(Stated problem) Below is a listing; reproduce each line of it exactly.
______________________________
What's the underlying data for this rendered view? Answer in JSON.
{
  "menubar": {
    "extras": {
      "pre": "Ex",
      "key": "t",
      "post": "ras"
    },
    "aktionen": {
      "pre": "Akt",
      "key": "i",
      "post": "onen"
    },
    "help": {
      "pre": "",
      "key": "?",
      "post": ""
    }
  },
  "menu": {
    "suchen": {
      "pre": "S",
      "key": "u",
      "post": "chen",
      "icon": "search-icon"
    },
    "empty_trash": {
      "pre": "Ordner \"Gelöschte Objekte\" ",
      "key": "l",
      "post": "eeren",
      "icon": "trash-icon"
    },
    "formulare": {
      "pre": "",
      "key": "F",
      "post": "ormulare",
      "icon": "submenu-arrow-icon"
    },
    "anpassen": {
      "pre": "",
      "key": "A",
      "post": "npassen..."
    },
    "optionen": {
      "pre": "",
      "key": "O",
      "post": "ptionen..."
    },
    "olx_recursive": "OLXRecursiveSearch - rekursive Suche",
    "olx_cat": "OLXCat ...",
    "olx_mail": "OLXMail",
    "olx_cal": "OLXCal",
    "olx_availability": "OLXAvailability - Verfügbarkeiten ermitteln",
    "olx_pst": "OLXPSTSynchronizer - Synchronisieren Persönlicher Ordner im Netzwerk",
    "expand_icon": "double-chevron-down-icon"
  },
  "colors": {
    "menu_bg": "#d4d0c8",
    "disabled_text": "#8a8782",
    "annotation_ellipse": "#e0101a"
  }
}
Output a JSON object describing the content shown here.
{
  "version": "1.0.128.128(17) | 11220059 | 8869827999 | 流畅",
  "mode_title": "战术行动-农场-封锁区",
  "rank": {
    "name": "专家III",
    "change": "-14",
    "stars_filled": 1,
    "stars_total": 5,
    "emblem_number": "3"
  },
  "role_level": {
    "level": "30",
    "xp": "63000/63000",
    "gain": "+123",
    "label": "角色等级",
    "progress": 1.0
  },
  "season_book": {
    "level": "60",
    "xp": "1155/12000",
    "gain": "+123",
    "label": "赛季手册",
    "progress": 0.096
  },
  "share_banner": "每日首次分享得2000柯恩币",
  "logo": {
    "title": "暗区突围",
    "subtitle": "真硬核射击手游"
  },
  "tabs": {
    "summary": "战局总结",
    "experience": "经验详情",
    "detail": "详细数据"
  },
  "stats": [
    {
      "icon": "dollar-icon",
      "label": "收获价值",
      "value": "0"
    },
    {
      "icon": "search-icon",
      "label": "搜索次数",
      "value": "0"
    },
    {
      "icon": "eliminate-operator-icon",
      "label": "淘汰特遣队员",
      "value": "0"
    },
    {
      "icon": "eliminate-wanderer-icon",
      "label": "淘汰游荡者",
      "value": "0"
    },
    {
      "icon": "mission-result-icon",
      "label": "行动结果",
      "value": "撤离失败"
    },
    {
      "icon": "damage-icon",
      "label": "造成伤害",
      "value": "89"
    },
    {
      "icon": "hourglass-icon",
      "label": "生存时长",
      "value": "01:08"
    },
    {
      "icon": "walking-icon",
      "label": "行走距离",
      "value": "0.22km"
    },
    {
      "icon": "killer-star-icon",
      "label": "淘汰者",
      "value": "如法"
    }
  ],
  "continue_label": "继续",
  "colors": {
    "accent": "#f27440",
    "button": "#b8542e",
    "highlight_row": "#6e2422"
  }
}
______________________________
(Exercise solution)
What's the underlying data for this rendered view? Answer in JSON.
{
  "menubar": {
    "extras": {
      "pre": "Ex",
      "key": "t",
      "post": "ras"
    },
    "aktionen": {
      "pre": "Akt",
      "key": "i",
      "post": "onen"
    },
    "help": {
      "pre": "",
      "key": "?",
      "post": ""
    }
  },
  "menu": {
    "suchen": {
      "pre": "S",
      "key": "u",
      "post": "chen",
      "icon": "search-icon"
    },
    "empty_trash": {
      "pre": "Ordner \"Gelöschte Objekte\" ",
      "key": "l",
      "post": "eeren",
      "icon": "trash-icon"
    },
    "formulare": {
      "pre": "",
      "key": "F",
      "post": "ormulare",
      "icon": "submenu-arrow-icon"
    },
    "anpassen": {
      "pre": "",
      "key": "A",
      "post": "npassen..."
    },
    "optionen": {
      "pre": "",
      "key": "O",
      "post": "ptionen..."
    },
    "olx_recursive": "OLXRecursiveSearch - rekursive Suche",
    "olx_cat": "OLXCat ...",
    "olx_mail": "OLXMail",
    "olx_cal": "OLXCal",
    "olx_availability": "OLXAvailability - Verfügbarkeiten ermitteln",
    "olx_pst": "OLXPSTSynchronizer - Synchronisieren Persönlicher Ordner im Netzwerk",
    "expand_icon": "double-chevron-down-icon"
  },
  "colors": {
    "menu_bg": "#d4d0c8",
    "disabled_text": "#8a8782",
    "annotation_ellipse": "#e0101a"
  }
}
Output a JSON object describing the content shown here.
{
  "version": "1.0.128.128(17) | 11220059 | 8869827999 | 流畅",
  "mode_title": "战术行动-农场-封锁区",
  "rank": {
    "name": "专家III",
    "change": "-14",
    "stars_filled": 1,
    "stars_total": 5,
    "emblem_number": "3"
  },
  "role_level": {
    "level": "30",
    "xp": "63000/63000",
    "gain": "+123",
    "label": "角色等级",
    "progress": 1.0
  },
  "season_book": {
    "level": "60",
    "xp": "1155/12000",
    "gain": "+123",
    "label": "赛季手册",
    "progress": 0.096
  },
  "share_banner": "每日首次分享得2000柯恩币",
  "logo": {
    "title": "暗区突围",
    "subtitle": "真硬核射击手游"
  },
  "tabs": {
    "summary": "战局总结",
    "experience": "经验详情",
    "detail": "详细数据"
  },
  "stats": [
    {
      "icon": "dollar-icon",
      "label": "收获价值",
      "value": "0"
    },
    {
      "icon": "search-icon",
      "label": "搜索次数",
      "value": "0"
    },
    {
      "icon": "eliminate-operator-icon",
      "label": "淘汰特遣队员",
      "value": "0"
    },
    {
      "icon": "eliminate-wanderer-icon",
      "label": "淘汰游荡者",
      "value": "0"
    },
    {
      "icon": "mission-result-icon",
      "label": "行动结果",
      "value": "撤离失败"
    },
    {
      "icon": "damage-icon",
      "label": "造成伤害",
      "value": "89"
    },
    {
      "icon": "hourglass-icon",
      "label": "生存时长",
      "value": "01:08"
    },
    {
      "icon": "walking-icon",
      "label": "行走距离",
      "value": "0.22km"
    },
    {
      "icon": "killer-star-icon",
      "label": "淘汰者",
      "value": "如法"
    }
  ],
  "continue_label": "继续",
  "colors": {
    "accent": "#f27440",
    "button": "#b8542e",
    "highlight_row": "#6e2422"
  }
}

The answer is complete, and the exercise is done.